TASK GOAL :: Your answer should reproduce the full set of records exactly as given.

Records from a data collection:

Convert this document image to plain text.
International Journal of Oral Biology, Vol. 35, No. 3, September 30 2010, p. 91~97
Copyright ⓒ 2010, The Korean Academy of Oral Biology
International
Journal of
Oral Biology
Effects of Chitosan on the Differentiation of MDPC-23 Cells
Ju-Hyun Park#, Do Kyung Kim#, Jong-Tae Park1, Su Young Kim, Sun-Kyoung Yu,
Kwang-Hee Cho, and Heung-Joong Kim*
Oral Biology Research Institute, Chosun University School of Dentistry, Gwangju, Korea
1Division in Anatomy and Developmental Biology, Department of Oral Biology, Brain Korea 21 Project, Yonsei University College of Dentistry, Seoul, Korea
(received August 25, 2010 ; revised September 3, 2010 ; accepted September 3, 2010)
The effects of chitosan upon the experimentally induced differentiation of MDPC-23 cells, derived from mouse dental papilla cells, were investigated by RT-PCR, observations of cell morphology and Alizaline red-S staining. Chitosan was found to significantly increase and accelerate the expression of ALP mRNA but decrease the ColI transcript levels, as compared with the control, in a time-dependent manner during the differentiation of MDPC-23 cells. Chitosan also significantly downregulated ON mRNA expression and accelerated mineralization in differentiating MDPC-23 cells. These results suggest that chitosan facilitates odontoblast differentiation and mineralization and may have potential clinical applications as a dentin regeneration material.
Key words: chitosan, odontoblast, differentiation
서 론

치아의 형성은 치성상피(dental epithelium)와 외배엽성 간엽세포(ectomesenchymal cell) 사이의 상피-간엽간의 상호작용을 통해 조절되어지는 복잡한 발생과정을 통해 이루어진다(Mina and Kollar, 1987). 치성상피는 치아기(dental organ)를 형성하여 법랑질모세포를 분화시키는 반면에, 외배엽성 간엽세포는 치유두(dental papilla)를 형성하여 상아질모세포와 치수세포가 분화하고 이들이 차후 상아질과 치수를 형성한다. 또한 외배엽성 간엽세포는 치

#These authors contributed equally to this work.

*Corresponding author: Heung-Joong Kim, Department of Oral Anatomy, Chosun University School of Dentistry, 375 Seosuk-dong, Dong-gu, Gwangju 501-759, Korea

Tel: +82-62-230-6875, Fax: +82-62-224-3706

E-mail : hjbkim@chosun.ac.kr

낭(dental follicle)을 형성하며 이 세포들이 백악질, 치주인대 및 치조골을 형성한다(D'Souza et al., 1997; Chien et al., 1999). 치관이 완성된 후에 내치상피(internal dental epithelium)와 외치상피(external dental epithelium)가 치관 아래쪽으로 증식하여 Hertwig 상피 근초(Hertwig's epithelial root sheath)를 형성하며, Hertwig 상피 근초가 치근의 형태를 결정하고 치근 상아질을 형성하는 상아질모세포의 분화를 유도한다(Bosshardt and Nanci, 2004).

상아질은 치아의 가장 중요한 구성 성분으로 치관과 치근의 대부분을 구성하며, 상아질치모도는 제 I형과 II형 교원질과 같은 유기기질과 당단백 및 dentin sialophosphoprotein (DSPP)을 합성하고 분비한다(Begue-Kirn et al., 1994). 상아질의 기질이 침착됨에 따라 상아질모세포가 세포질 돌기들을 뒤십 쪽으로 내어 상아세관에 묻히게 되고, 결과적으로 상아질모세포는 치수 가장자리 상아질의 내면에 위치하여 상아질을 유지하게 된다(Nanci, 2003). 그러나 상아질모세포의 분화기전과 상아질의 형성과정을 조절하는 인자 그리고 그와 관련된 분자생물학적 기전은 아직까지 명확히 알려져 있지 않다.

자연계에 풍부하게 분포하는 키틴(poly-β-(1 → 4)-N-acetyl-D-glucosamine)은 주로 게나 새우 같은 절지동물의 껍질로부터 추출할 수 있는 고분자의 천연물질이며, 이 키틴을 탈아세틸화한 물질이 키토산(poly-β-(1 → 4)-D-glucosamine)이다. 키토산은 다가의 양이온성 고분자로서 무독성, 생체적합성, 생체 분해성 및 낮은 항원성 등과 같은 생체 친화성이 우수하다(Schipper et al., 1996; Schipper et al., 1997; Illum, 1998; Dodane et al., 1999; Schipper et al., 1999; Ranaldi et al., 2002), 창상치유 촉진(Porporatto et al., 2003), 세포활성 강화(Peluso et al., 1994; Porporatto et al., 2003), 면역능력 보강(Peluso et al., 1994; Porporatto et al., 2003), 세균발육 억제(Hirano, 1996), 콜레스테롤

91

TASK OUTPUT ::
Convert this document image to plain text.
International Journal of Oral Biology, Vol. 35, No. 3, September 30 2010, p. 91~97
Copyright ⓒ 2010, The Korean Academy of Oral Biology
International
Journal of
Oral Biology
Effects of Chitosan on the Differentiation of MDPC-23 Cells
Ju-Hyun Park#, Do Kyung Kim#, Jong-Tae Park1, Su Young Kim, Sun-Kyoung Yu,
Kwang-Hee Cho, and Heung-Joong Kim*
Oral Biology Research Institute, Chosun University School of Dentistry, Gwangju, Korea
1Division in Anatomy and Developmental Biology, Department of Oral Biology, Brain Korea 21 Project, Yonsei University College of Dentistry, Seoul, Korea
(received August 25, 2010 ; revised September 3, 2010 ; accepted September 3, 2010)
The effects of chitosan upon the experimentally induced differentiation of MDPC-23 cells, derived from mouse dental papilla cells, were investigated by RT-PCR, observations of cell morphology and Alizaline red-S staining. Chitosan was found to significantly increase and accelerate the expression of ALP mRNA but decrease the ColI transcript levels, as compared with the control, in a time-dependent manner during the differentiation of MDPC-23 cells. Chitosan also significantly downregulated ON mRNA expression and accelerated mineralization in differentiating MDPC-23 cells. These results suggest that chitosan facilitates odontoblast differentiation and mineralization and may have potential clinical applications as a dentin regeneration material.
Key words: chitosan, odontoblast, differentiation
서 론

치아의 형성은 치성상피(dental epithelium)와 외배엽성 간엽세포(ectomesenchymal cell) 사이의 상피-간엽간의 상호작용을 통해 조절되어지는 복잡한 발생과정을 통해 이루어진다(Mina and Kollar, 1987). 치성상피는 치아기(dental organ)를 형성하여 법랑질모세포를 분화시키는 반면에, 외배엽성 간엽세포는 치유두(dental papilla)를 형성하여 상아질모세포와 치수세포가 분화하고 이들이 차후 상아질과 치수를 형성한다. 또한 외배엽성 간엽세포는 치

#These authors contributed equally to this work.

*Corresponding author: Heung-Joong Kim, Department of Oral Anatomy, Chosun University School of Dentistry, 375 Seosuk-dong, Dong-gu, Gwangju 501-759, Korea

Tel: +82-62-230-6875, Fax: +82-62-224-3706

E-mail : hjbkim@chosun.ac.kr

낭(dental follicle)을 형성하며 이 세포들이 백악질, 치주인대 및 치조골을 형성한다(D'Souza et al., 1997; Chien et al., 1999). 치관이 완성된 후에 내치상피(internal dental epithelium)와 외치상피(external dental epithelium)가 치관 아래쪽으로 증식하여 Hertwig 상피 근초(Hertwig's epithelial root sheath)를 형성하며, Hertwig 상피 근초가 치근의 형태를 결정하고 치근 상아질을 형성하는 상아질모세포의 분화를 유도한다(Bosshardt and Nanci, 2004).

상아질은 치아의 가장 중요한 구성 성분으로 치관과 치근의 대부분을 구성하며, 상아질치모도는 제 I형과 II형 교원질과 같은 유기기질과 당단백 및 dentin sialophosphoprotein (DSPP)을 합성하고 분비한다(Begue-Kirn et al., 1994). 상아질의 기질이 침착됨에 따라 상아질모세포가 세포질 돌기들을 뒤십 쪽으로 내어 상아세관에 묻히게 되고, 결과적으로 상아질모세포는 치수 가장자리 상아질의 내면에 위치하여 상아질을 유지하게 된다(Nanci, 2003). 그러나 상아질모세포의 분화기전과 상아질의 형성과정을 조절하는 인자 그리고 그와 관련된 분자생물학적 기전은 아직까지 명확히 알려져 있지 않다.

자연계에 풍부하게 분포하는 키틴(poly-β-(1 → 4)-N-acetyl-D-glucosamine)은 주로 게나 새우 같은 절지동물의 껍질로부터 추출할 수 있는 고분자의 천연물질이며, 이 키틴을 탈아세틸화한 물질이 키토산(poly-β-(1 → 4)-D-glucosamine)이다. 키토산은 다가의 양이온성 고분자로서 무독성, 생체적합성, 생체 분해성 및 낮은 항원성 등과 같은 생체 친화성이 우수하다(Schipper et al., 1996; Schipper et al., 1997; Illum, 1998; Dodane et al., 1999; Schipper et al., 1999; Ranaldi et al., 2002), 창상치유 촉진(Porporatto et al., 2003), 세포활성 강화(Peluso et al., 1994; Porporatto et al., 2003), 면역능력 보강(Peluso et al., 1994; Porporatto et al., 2003), 세균발육 억제(Hirano, 1996), 콜레스테롤

91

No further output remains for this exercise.